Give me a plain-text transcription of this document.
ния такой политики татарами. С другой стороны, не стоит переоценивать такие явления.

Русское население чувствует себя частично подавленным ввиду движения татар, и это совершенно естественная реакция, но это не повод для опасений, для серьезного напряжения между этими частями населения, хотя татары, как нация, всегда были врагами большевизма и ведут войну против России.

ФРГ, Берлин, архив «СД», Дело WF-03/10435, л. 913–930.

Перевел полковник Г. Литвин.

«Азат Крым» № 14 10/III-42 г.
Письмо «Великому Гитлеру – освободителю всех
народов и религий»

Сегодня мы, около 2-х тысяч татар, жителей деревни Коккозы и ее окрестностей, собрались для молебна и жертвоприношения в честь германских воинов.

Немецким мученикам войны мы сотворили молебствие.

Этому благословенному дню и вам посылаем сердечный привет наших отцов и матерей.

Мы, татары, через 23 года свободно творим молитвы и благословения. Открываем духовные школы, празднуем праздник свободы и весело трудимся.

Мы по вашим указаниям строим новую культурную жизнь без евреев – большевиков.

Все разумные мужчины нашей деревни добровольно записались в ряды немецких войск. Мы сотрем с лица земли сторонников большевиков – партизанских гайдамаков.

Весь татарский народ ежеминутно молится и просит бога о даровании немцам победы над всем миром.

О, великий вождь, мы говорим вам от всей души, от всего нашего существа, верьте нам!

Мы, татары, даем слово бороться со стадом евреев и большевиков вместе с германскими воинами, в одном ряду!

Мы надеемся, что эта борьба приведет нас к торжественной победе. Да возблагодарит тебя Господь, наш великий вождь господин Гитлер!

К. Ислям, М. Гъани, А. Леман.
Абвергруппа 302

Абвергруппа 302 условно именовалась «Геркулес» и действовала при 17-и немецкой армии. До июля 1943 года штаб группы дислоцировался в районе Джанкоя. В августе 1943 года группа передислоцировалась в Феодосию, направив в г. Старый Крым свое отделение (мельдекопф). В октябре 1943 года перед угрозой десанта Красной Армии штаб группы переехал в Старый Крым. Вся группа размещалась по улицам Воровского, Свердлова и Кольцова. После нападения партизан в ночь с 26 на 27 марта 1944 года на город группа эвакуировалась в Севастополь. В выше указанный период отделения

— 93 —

▸ **Instruction**
For each line of the listing that holds the word "Абвергруппа", show that line.

▸ **Complete response**
Абвергруппа 302
Абвергруппа 302 условно именовалась «Геркулес» и действовала при 17-и немецкой армии. До июля 1943 года штаб группы дислоцировался в районе Джанкоя. В августе 1943 года группа передислоцировалась в Феодосию, направив в г. Старый Крым свое отделение (мельдекопф). В октябре 1943 года перед угрозой десанта Красной Армии штаб группы переехал в Старый Крым. Вся группа размещалась по улицам Воровского, Свердлова и Кольцова. После нападения партизан в ночь с 26 на 27 марта 1944 года на город группа эвакуировалась в Севастополь. В выше указанный период отделения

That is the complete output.